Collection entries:
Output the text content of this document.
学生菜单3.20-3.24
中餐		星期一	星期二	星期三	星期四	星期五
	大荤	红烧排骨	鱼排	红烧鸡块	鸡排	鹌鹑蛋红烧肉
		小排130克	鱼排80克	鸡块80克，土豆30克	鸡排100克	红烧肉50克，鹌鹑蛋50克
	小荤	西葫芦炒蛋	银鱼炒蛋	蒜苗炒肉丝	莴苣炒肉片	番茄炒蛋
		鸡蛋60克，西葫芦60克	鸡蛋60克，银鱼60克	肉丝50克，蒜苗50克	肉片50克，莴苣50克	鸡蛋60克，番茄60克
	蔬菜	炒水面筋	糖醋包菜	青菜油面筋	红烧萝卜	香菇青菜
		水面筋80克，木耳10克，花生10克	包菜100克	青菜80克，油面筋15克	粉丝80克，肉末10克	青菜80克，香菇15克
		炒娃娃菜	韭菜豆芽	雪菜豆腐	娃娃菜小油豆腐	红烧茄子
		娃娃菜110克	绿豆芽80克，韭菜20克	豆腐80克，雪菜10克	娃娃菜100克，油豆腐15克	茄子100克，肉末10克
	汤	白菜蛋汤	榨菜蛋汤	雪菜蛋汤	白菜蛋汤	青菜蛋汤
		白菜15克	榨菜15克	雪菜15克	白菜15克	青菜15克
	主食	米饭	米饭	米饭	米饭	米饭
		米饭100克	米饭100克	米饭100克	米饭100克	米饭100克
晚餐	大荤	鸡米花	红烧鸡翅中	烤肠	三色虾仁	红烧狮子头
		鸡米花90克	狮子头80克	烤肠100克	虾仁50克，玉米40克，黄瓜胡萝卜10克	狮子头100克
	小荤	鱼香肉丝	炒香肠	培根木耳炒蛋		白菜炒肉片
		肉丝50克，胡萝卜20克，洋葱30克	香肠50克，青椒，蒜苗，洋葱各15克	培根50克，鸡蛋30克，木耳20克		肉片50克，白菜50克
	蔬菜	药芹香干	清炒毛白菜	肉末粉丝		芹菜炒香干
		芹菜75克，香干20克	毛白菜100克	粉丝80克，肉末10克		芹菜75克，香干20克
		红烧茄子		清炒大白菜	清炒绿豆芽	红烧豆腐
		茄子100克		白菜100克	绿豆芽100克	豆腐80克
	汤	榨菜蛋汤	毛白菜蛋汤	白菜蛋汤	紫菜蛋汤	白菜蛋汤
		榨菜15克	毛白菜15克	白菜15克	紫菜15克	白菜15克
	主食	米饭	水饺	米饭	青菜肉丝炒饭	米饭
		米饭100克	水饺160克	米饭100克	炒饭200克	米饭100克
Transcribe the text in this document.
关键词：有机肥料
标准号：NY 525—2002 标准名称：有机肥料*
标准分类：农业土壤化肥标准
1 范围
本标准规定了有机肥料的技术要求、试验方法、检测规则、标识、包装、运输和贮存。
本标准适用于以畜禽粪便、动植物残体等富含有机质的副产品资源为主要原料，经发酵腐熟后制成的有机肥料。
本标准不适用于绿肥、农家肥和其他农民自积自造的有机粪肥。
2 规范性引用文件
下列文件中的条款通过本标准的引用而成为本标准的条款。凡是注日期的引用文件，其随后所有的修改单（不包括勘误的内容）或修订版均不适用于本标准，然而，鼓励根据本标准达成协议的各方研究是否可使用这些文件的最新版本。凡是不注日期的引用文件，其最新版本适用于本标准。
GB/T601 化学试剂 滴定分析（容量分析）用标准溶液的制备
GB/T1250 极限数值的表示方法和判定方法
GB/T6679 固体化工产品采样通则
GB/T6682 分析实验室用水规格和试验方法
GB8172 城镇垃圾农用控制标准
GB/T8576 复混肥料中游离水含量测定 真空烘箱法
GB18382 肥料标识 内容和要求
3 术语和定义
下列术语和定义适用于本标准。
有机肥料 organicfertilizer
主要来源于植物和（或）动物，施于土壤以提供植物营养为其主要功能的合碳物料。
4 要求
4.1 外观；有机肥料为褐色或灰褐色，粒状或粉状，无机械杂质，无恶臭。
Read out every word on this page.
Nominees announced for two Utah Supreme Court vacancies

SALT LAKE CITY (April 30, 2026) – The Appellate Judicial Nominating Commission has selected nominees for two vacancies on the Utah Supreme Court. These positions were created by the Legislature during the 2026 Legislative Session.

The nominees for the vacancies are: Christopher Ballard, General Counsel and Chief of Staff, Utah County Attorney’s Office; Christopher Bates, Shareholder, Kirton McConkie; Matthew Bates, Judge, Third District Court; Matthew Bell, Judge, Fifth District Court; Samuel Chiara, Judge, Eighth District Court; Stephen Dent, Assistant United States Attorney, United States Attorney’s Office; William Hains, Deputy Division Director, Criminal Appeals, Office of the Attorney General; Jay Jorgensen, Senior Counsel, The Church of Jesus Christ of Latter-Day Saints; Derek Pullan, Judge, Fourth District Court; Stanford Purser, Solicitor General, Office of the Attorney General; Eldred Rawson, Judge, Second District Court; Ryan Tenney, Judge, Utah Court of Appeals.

Do this:
Repeat all the entries exactly as given.

Result for this task:
Output the text content of this document.
学生菜单3.20-3.24
中餐		星期一	星期二	星期三	星期四	星期五
	大荤	红烧排骨	鱼排	红烧鸡块	鸡排	鹌鹑蛋红烧肉
		小排130克	鱼排80克	鸡块80克，土豆30克	鸡排100克	红烧肉50克，鹌鹑蛋50克
	小荤	西葫芦炒蛋	银鱼炒蛋	蒜苗炒肉丝	莴苣炒肉片	番茄炒蛋
		鸡蛋60克，西葫芦60克	鸡蛋60克，银鱼60克	肉丝50克，蒜苗50克	肉片50克，莴苣50克	鸡蛋60克，番茄60克
	蔬菜	炒水面筋	糖醋包菜	青菜油面筋	红烧萝卜	香菇青菜
		水面筋80克，木耳10克，花生10克	包菜100克	青菜80克，油面筋15克	粉丝80克，肉末10克	青菜80克，香菇15克
		炒娃娃菜	韭菜豆芽	雪菜豆腐	娃娃菜小油豆腐	红烧茄子
		娃娃菜110克	绿豆芽80克，韭菜20克	豆腐80克，雪菜10克	娃娃菜100克，油豆腐15克	茄子100克，肉末10克
	汤	白菜蛋汤	榨菜蛋汤	雪菜蛋汤	白菜蛋汤	青菜蛋汤
		白菜15克	榨菜15克	雪菜15克	白菜15克	青菜15克
	主食	米饭	米饭	米饭	米饭	米饭
		米饭100克	米饭100克	米饭100克	米饭100克	米饭100克
晚餐	大荤	鸡米花	红烧鸡翅中	烤肠	三色虾仁	红烧狮子头
		鸡米花90克	狮子头80克	烤肠100克	虾仁50克，玉米40克，黄瓜胡萝卜10克	狮子头100克
	小荤	鱼香肉丝	炒香肠	培根木耳炒蛋		白菜炒肉片
		肉丝50克，胡萝卜20克，洋葱30克	香肠50克，青椒，蒜苗，洋葱各15克	培根50克，鸡蛋30克，木耳20克		肉片50克，白菜50克
	蔬菜	药芹香干	清炒毛白菜	肉末粉丝		芹菜炒香干
		芹菜75克，香干20克	毛白菜100克	粉丝80克，肉末10克		芹菜75克，香干20克
		红烧茄子		清炒大白菜	清炒绿豆芽	红烧豆腐
		茄子100克		白菜100克	绿豆芽100克	豆腐80克
	汤	榨菜蛋汤	毛白菜蛋汤	白菜蛋汤	紫菜蛋汤	白菜蛋汤
		榨菜15克	毛白菜15克	白菜15克	紫菜15克	白菜15克
	主食	米饭	水饺	米饭	青菜肉丝炒饭	米饭
		米饭100克	水饺160克	米饭100克	炒饭200克	米饭100克
Transcribe the text in this document.
关键词：有机肥料
标准号：NY 525—2002 标准名称：有机肥料*
标准分类：农业土壤化肥标准
1 范围
本标准规定了有机肥料的技术要求、试验方法、检测规则、标识、包装、运输和贮存。
本标准适用于以畜禽粪便、动植物残体等富含有机质的副产品资源为主要原料，经发酵腐熟后制成的有机肥料。
本标准不适用于绿肥、农家肥和其他农民自积自造的有机粪肥。
2 规范性引用文件
下列文件中的条款通过本标准的引用而成为本标准的条款。凡是注日期的引用文件，其随后所有的修改单（不包括勘误的内容）或修订版均不适用于本标准，然而，鼓励根据本标准达成协议的各方研究是否可使用这些文件的最新版本。凡是不注日期的引用文件，其最新版本适用于本标准。
GB/T601 化学试剂 滴定分析（容量分析）用标准溶液的制备
GB/T1250 极限数值的表示方法和判定方法
GB/T6679 固体化工产品采样通则
GB/T6682 分析实验室用水规格和试验方法
GB8172 城镇垃圾农用控制标准
GB/T8576 复混肥料中游离水含量测定 真空烘箱法
GB18382 肥料标识 内容和要求
3 术语和定义
下列术语和定义适用于本标准。
有机肥料 organicfertilizer
主要来源于植物和（或）动物，施于土壤以提供植物营养为其主要功能的合碳物料。
4 要求
4.1 外观；有机肥料为褐色或灰褐色，粒状或粉状，无机械杂质，无恶臭。
Read out every word on this page.
Nominees announced for two Utah Supreme Court vacancies

SALT LAKE CITY (April 30, 2026) – The Appellate Judicial Nominating Commission has selected nominees for two vacancies on the Utah Supreme Court. These positions were created by the Legislature during the 2026 Legislative Session.

The nominees for the vacancies are: Christopher Ballard, General Counsel and Chief of Staff, Utah County Attorney’s Office; Christopher Bates, Shareholder, Kirton McConkie; Matthew Bates, Judge, Third District Court; Matthew Bell, Judge, Fifth District Court; Samuel Chiara, Judge, Eighth District Court; Stephen Dent, Assistant United States Attorney, United States Attorney’s Office; William Hains, Deputy Division Director, Criminal Appeals, Office of the Attorney General; Jay Jorgensen, Senior Counsel, The Church of Jesus Christ of Latter-Day Saints; Derek Pullan, Judge, Fourth District Court; Stanford Purser, Solicitor General, Office of the Attorney General; Eldred Rawson, Judge, Second District Court; Ryan Tenney, Judge, Utah Court of Appeals.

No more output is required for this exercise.